> _Instrucciones_
Reemplaza "wire" por "cable" en el tramo que va desde la línea que contiene "wire RL to ground bbox=[86, 182, 88, 197]" hasta la que contiene "svg-text:1 MΩ: 1 MΩ bbox=[73, 61, 107, 77]", ambas incluidas. Escribe de nuevo solo esas líneas y deja todo lo demás igual.

> _Datos del ejercicio_
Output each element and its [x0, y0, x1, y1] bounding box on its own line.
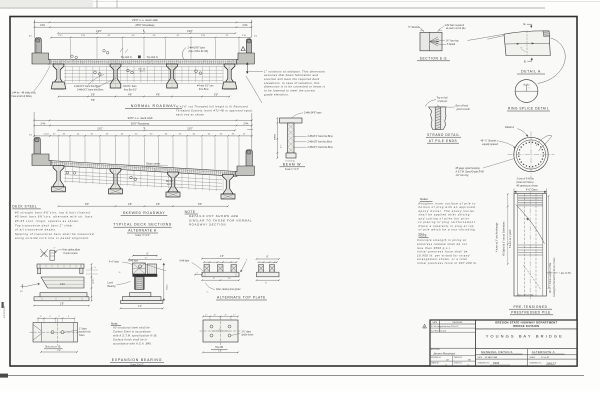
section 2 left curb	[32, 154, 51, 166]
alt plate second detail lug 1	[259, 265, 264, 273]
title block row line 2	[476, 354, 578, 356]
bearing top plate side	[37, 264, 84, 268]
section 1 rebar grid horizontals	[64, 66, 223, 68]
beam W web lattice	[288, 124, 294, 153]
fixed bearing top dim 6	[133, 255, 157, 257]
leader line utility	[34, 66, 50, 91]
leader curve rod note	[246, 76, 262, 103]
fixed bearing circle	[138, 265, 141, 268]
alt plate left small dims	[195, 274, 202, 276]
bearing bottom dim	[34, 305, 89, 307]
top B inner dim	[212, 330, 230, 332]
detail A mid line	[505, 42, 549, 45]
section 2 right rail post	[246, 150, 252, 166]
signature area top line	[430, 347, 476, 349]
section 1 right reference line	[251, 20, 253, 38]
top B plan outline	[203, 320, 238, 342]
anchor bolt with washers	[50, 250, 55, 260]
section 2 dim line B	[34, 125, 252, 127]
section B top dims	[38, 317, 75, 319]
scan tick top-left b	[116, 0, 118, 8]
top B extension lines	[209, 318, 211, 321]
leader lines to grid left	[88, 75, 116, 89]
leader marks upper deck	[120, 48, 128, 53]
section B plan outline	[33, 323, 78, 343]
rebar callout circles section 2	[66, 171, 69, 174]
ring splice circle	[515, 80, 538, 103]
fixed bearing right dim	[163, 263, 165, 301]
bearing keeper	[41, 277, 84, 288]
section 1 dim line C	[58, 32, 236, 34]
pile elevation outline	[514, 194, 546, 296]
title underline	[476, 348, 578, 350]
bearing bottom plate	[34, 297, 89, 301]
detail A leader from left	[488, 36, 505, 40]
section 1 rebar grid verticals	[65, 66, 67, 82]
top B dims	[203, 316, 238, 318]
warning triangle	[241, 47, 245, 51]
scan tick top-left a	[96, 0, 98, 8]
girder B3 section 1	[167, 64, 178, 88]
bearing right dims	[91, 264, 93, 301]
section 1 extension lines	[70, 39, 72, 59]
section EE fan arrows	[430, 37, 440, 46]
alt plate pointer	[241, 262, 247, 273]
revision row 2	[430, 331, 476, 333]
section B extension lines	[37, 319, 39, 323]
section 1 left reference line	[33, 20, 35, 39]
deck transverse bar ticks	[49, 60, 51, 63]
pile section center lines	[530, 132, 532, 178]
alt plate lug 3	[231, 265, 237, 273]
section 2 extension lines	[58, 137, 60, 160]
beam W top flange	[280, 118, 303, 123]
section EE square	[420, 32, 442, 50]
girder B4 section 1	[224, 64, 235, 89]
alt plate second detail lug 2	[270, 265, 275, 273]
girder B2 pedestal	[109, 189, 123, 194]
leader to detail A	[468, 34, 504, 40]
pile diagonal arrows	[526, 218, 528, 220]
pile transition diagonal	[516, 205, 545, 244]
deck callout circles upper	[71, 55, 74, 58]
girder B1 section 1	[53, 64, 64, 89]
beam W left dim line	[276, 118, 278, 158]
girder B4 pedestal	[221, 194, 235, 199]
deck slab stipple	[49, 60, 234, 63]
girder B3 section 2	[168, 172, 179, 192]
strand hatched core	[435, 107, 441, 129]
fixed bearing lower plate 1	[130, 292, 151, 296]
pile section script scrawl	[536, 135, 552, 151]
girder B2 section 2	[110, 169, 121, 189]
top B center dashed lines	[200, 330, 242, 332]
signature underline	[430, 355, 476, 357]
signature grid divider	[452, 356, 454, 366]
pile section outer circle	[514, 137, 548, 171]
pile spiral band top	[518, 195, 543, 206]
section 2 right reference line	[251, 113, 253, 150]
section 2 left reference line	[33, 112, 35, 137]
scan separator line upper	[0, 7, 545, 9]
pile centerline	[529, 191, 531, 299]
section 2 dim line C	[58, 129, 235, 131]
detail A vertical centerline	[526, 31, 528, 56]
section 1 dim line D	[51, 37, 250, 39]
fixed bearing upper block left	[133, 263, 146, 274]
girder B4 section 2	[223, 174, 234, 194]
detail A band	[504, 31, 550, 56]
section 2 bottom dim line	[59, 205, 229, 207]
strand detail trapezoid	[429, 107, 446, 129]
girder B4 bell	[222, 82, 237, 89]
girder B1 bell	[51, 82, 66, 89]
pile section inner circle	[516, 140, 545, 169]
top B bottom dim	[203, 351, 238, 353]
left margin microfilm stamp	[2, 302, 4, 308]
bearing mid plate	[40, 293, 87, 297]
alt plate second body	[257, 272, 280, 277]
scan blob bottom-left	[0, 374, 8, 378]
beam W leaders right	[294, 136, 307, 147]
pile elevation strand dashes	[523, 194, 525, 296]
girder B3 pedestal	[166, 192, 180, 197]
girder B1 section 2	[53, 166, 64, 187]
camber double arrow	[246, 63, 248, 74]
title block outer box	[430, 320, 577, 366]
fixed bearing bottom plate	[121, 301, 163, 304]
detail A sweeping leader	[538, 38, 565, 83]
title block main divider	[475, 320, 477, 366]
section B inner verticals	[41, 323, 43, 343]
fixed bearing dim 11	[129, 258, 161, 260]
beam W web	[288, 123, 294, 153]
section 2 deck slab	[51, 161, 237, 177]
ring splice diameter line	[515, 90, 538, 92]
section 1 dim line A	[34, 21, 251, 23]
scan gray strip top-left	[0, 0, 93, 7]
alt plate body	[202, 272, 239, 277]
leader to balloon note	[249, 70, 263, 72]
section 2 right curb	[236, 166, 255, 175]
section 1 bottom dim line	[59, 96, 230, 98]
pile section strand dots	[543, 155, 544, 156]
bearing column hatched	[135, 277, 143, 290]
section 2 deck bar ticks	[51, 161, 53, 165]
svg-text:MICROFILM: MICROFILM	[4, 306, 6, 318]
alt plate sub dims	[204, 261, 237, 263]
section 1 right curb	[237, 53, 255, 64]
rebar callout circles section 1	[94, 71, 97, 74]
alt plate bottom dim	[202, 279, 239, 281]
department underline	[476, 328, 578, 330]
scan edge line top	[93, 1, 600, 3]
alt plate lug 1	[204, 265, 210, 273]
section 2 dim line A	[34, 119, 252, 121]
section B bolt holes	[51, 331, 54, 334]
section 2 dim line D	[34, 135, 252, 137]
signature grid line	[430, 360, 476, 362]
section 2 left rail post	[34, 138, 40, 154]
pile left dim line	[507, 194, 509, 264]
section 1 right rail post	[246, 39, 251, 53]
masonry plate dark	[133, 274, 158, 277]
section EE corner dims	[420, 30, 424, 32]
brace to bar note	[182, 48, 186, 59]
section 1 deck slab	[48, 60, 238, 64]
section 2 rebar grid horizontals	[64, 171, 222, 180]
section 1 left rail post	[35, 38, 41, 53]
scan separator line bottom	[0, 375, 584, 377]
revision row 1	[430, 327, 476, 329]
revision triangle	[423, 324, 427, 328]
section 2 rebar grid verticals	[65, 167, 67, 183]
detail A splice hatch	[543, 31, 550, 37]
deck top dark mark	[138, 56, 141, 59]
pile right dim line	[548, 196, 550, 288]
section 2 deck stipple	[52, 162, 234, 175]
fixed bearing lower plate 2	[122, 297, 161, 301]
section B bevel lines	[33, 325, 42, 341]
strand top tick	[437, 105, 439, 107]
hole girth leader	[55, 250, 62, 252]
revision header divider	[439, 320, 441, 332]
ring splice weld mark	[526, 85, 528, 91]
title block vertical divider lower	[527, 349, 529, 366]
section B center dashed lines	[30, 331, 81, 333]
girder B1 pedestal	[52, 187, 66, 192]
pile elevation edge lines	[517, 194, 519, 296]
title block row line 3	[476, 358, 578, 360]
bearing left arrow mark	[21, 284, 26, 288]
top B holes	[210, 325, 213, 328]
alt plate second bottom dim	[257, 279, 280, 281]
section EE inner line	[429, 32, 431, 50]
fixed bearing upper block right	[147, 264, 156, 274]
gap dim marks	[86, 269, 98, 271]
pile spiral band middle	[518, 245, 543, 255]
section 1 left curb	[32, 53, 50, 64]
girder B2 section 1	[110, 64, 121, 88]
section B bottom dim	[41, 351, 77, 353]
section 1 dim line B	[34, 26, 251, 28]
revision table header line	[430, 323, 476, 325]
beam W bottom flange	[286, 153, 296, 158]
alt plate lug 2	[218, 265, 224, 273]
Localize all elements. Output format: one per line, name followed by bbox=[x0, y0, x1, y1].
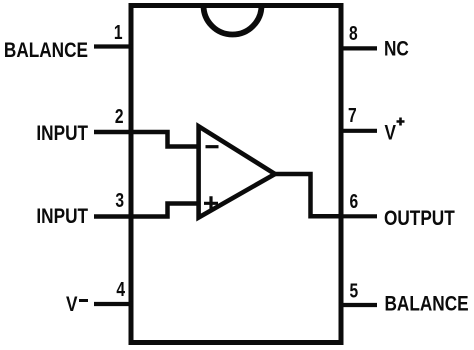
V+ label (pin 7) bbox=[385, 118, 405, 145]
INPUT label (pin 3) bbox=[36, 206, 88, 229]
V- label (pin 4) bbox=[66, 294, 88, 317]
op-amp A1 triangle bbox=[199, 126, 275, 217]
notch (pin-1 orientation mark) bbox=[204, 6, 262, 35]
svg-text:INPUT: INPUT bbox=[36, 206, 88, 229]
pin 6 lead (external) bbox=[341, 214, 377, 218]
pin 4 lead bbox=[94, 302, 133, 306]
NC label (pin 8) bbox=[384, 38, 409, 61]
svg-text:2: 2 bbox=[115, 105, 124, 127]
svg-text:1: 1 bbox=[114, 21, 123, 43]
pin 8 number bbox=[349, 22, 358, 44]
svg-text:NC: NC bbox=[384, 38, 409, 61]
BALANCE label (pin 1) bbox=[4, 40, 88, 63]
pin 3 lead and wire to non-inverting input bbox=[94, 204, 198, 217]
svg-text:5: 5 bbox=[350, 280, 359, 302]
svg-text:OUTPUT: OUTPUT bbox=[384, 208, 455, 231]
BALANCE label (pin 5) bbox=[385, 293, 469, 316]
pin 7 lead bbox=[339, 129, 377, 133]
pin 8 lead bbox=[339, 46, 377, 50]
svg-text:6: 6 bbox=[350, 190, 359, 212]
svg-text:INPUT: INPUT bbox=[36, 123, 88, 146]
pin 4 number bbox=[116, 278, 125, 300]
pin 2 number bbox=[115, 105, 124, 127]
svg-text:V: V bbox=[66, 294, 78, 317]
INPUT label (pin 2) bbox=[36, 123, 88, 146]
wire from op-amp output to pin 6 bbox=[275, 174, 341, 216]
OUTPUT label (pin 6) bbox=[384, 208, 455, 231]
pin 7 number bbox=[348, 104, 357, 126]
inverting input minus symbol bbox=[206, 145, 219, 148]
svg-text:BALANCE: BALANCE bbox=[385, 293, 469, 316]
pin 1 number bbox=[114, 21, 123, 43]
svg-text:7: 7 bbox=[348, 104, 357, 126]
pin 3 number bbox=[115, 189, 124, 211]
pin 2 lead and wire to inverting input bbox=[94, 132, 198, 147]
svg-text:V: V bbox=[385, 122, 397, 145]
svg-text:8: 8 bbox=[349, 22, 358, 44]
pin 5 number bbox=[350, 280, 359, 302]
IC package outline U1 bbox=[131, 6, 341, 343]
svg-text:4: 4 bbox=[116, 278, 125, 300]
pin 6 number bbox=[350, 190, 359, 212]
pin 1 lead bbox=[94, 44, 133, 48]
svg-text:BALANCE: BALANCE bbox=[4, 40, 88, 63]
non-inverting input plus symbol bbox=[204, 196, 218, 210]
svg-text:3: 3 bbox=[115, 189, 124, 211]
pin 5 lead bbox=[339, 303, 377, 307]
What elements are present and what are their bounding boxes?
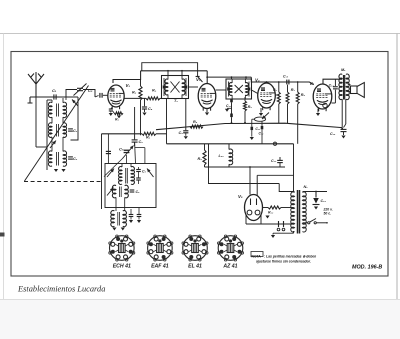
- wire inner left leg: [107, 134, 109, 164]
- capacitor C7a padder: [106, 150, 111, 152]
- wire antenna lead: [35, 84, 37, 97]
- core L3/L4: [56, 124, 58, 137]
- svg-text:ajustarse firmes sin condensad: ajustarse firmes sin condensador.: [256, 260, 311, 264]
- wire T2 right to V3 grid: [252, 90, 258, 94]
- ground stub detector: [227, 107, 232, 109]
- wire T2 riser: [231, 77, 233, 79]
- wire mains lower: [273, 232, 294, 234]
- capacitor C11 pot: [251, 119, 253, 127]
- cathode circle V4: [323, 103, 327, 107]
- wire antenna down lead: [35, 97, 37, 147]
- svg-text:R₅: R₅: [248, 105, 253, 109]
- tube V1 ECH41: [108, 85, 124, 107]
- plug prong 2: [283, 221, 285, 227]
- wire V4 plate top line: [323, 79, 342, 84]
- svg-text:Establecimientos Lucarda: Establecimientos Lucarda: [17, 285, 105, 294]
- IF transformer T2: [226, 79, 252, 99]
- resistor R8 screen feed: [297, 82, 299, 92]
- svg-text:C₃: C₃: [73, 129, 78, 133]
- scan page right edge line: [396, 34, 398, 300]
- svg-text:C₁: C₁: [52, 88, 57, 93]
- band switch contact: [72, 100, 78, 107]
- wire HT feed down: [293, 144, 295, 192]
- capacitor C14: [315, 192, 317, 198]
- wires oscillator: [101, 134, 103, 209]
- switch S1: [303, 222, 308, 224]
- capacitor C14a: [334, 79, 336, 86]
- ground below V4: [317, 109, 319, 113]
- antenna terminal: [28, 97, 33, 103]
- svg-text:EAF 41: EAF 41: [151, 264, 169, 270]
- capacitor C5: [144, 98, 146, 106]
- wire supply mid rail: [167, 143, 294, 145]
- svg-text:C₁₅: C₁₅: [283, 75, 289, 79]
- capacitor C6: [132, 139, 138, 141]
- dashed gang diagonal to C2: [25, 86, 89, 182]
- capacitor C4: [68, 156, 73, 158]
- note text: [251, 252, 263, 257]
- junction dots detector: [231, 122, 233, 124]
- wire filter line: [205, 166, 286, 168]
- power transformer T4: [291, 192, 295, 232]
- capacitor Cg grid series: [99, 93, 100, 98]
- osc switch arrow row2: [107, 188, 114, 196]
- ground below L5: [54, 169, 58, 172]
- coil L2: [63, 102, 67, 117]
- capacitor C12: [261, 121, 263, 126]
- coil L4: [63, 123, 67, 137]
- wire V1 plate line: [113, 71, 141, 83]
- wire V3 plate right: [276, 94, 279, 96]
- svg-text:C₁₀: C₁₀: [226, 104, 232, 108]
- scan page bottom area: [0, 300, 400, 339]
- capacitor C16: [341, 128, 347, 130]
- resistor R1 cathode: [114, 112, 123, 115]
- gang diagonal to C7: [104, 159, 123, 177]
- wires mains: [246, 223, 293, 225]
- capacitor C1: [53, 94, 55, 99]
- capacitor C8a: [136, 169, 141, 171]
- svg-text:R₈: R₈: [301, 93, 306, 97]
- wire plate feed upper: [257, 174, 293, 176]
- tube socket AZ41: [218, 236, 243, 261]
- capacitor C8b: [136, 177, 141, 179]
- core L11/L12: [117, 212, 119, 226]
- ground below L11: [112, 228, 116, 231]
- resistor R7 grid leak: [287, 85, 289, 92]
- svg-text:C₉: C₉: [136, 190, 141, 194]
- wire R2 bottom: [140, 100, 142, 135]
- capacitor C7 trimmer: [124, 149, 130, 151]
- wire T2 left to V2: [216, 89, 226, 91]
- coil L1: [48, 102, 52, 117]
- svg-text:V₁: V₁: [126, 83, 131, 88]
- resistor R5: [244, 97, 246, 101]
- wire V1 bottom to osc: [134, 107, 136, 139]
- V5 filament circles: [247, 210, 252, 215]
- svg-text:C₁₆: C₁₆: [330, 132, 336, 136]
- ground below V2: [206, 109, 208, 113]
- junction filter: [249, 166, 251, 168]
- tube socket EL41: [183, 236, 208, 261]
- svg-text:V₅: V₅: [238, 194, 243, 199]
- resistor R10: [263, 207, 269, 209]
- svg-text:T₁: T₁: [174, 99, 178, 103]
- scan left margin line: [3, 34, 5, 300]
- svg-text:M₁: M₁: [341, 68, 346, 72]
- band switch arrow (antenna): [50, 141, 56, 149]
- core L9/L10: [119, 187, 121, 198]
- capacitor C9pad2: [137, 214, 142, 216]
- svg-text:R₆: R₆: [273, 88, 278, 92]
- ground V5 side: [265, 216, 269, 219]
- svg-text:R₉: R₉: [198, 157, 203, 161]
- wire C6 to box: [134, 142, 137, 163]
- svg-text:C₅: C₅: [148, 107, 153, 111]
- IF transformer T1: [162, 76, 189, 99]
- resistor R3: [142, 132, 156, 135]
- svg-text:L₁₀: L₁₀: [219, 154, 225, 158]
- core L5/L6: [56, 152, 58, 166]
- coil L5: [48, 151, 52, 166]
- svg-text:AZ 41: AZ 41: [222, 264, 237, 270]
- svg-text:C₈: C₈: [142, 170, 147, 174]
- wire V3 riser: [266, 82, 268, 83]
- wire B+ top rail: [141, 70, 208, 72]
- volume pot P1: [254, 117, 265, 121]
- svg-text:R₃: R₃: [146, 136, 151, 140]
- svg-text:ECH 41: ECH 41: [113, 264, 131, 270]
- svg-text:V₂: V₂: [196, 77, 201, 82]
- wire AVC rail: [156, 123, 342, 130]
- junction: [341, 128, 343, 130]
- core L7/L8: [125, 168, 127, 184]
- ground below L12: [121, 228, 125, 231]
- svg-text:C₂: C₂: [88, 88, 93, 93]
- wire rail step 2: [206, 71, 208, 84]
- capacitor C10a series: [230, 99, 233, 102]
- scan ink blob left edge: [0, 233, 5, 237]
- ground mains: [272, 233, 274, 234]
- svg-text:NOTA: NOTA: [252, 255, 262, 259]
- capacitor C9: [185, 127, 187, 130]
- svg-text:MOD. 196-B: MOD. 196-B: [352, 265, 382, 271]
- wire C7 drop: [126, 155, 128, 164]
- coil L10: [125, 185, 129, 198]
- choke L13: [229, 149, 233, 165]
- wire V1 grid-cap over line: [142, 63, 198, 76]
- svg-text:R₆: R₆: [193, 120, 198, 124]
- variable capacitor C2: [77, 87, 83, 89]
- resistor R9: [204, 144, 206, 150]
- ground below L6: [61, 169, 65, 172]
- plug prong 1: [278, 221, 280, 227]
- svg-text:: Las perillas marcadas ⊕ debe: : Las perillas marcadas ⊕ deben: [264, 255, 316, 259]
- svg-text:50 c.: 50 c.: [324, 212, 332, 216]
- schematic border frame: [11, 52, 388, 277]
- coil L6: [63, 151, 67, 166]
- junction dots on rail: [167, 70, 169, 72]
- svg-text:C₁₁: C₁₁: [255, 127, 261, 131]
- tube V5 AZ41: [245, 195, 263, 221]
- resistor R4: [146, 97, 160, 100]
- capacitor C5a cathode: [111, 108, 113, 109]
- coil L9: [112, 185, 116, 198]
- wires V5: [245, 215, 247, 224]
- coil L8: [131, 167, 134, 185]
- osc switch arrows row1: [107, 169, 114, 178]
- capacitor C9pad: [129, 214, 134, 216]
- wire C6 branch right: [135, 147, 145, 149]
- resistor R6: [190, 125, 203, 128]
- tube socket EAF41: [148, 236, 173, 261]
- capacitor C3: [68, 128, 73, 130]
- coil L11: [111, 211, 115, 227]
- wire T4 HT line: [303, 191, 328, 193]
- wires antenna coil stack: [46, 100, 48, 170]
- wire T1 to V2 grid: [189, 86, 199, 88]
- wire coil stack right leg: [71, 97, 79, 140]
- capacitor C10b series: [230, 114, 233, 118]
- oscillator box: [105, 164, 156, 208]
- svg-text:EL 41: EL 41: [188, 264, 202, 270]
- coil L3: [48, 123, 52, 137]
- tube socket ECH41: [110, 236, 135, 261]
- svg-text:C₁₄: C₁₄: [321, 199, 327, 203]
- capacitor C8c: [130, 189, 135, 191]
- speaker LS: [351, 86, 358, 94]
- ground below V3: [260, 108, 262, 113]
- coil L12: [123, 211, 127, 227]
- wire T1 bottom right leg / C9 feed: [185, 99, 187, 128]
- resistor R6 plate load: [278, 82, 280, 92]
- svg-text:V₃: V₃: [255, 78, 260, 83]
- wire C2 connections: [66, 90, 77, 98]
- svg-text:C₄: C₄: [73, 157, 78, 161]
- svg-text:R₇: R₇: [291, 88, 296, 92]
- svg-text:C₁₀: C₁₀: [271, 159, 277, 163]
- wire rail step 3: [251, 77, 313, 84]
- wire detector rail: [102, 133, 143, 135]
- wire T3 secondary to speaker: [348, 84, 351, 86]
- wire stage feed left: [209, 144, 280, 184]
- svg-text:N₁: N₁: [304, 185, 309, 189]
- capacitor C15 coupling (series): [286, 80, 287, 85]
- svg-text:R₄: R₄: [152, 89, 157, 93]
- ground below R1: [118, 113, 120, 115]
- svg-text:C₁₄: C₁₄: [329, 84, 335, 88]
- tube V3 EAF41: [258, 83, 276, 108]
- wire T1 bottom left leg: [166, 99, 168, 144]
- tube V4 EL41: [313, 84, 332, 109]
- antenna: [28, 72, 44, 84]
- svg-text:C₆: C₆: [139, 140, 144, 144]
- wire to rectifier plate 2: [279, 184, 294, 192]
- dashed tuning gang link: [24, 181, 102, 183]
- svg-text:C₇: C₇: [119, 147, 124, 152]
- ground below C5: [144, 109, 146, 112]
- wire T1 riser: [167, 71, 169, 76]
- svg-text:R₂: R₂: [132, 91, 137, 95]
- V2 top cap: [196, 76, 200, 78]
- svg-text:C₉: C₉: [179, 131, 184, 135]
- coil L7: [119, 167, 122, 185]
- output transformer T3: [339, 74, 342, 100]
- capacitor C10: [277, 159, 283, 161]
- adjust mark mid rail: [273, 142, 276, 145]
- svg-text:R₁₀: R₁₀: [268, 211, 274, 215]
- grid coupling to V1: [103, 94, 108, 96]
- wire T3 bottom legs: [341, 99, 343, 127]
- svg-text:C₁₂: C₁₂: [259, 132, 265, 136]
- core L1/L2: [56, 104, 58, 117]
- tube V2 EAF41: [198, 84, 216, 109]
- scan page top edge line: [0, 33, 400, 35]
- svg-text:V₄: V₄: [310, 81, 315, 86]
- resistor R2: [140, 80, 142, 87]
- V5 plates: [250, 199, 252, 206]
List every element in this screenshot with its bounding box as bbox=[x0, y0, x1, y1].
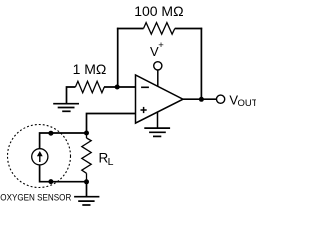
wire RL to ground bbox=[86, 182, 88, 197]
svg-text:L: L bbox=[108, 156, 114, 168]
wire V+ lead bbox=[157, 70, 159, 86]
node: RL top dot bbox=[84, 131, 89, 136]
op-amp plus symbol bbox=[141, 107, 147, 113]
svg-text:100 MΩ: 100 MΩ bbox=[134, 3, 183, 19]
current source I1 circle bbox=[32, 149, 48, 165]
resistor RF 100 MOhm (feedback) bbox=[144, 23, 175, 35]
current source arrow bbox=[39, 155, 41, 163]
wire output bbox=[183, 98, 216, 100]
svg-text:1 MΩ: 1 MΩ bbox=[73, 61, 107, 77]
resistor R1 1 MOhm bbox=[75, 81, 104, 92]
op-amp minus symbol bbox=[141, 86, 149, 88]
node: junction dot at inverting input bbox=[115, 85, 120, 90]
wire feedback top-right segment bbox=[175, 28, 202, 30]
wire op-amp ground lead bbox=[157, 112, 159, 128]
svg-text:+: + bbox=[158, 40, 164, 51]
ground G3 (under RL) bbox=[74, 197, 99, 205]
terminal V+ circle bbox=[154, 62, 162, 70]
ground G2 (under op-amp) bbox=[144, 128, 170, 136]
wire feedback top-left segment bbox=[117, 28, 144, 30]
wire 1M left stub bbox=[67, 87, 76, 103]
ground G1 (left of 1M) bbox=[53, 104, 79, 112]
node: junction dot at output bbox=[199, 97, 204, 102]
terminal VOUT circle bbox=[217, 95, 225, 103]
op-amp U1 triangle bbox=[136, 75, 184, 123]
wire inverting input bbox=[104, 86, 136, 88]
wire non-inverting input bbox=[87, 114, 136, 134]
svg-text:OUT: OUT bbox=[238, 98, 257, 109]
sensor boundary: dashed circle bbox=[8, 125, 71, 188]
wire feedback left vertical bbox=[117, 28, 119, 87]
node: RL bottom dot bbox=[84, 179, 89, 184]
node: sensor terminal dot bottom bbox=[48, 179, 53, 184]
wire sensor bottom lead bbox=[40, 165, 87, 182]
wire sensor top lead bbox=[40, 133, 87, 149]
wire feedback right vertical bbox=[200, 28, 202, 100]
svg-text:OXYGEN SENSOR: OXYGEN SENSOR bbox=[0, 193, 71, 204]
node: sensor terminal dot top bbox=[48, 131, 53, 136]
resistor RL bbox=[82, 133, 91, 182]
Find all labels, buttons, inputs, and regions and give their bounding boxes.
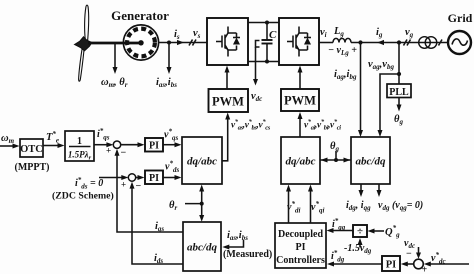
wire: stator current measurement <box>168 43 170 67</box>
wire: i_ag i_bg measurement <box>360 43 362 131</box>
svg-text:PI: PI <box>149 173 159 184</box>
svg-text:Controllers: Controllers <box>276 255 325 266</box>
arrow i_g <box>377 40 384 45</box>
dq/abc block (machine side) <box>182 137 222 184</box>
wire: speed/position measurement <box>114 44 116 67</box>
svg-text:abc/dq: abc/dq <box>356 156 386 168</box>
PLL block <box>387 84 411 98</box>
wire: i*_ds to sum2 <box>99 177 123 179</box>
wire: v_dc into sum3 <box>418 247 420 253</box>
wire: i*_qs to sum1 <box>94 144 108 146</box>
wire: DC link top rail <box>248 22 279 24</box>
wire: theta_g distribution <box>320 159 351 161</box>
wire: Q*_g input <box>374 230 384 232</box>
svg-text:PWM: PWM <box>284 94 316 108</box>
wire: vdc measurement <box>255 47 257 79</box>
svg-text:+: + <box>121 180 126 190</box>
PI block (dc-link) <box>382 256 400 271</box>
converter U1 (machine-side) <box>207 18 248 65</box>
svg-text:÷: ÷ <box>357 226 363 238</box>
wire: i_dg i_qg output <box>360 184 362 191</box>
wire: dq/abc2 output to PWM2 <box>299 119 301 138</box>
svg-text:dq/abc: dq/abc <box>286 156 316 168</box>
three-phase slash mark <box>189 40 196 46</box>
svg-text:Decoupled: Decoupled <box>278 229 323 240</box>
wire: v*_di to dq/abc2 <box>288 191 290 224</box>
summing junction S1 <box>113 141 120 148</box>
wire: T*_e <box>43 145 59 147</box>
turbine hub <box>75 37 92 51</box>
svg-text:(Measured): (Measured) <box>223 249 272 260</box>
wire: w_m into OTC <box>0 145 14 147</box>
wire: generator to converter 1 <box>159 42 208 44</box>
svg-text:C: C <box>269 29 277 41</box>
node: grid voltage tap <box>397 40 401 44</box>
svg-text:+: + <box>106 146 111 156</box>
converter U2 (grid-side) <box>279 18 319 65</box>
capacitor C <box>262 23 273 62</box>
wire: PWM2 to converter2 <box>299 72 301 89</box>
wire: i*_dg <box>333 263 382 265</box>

> _Tarea resuelta_
cable RL to ground bbox=[86, 182, 88, 197]
svg-text:L: L bbox=[108, 156, 114, 168]
cable V+ lead bbox=[157, 70, 159, 86]
node: RL top dot bbox=[84, 131, 89, 136]
op-amp plus symbol bbox=[141, 107, 147, 113]
svg-text:100 MΩ: 100 MΩ bbox=[134, 3, 183, 19]
current source I1 circle bbox=[32, 149, 48, 165]
resistor RF 100 MOhm (feedback) bbox=[144, 23, 175, 35]
current source arrow bbox=[39, 155, 41, 163]
cable output bbox=[183, 98, 216, 100]
svg-text:1 MΩ: 1 MΩ bbox=[73, 61, 107, 77]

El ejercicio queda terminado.